Where a line in the listing contains the string "values", copy that line out.

[Figure record extracts]
*-*-*
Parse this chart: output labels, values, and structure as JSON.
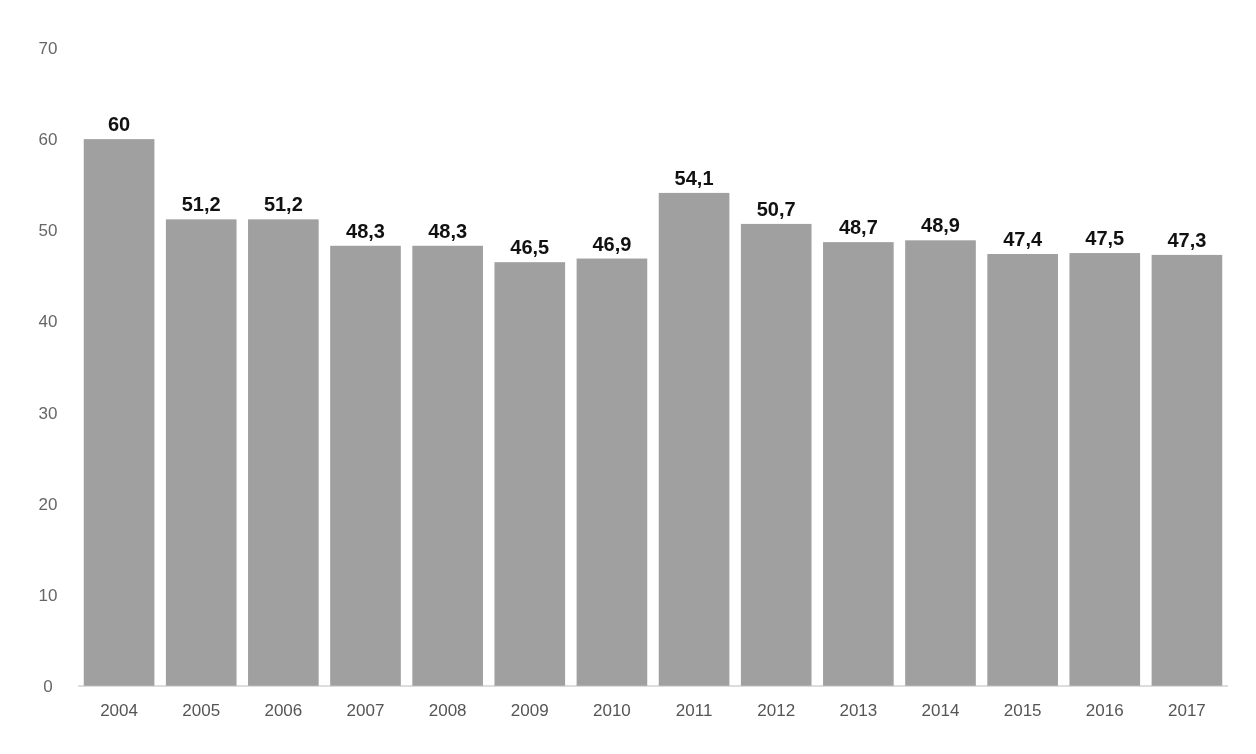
{
  "chart_data": {
    "type": "bar",
    "categories": [
      "2004",
      "2005",
      "2006",
      "2007",
      "2008",
      "2009",
      "2010",
      "2011",
      "2012",
      "2013",
      "2014",
      "2015",
      "2016",
      "2017"
    ],
    "values": [
      60,
      51.2,
      51.2,
      48.3,
      48.3,
      46.5,
      46.9,
      54.1,
      50.7,
      48.7,
      48.9,
      47.4,
      47.5,
      47.3
    ],
    "value_labels": [
      "60",
      "51,2",
      "51,2",
      "48,3",
      "48,3",
      "46,5",
      "46,9",
      "54,1",
      "50,7",
      "48,7",
      "48,9",
      "47,4",
      "47,5",
      "47,3"
    ],
    "color": "#a0a0a0",
    "ylim": [
      0,
      70
    ],
    "yticks": [
      0,
      10,
      20,
      30,
      40,
      50,
      60,
      70
    ],
    "grid": false
  }
}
*-*-*
● WRITTEN ANSWER:
Parse this chart: output labels, values, and structure as JSON.
    "values": [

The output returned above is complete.